- **Exercise task**
Produce an exact copy of all the records.

- **Data provided**
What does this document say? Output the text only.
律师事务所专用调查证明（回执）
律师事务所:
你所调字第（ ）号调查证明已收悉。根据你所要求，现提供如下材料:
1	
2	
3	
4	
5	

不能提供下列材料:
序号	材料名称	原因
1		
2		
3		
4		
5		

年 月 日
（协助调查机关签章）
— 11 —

- **Answer below**
What does this document say? Output the text only.
律师事务所专用调查证明（回执）
律师事务所:
你所调字第（ ）号调查证明已收悉。根据你所要求，现提供如下材料:
1	
2	
3	
4	
5	

不能提供下列材料:
序号	材料名称	原因
1		
2		
3		
4		
5		

年 月 日
（协助调查机关签章）
— 11 —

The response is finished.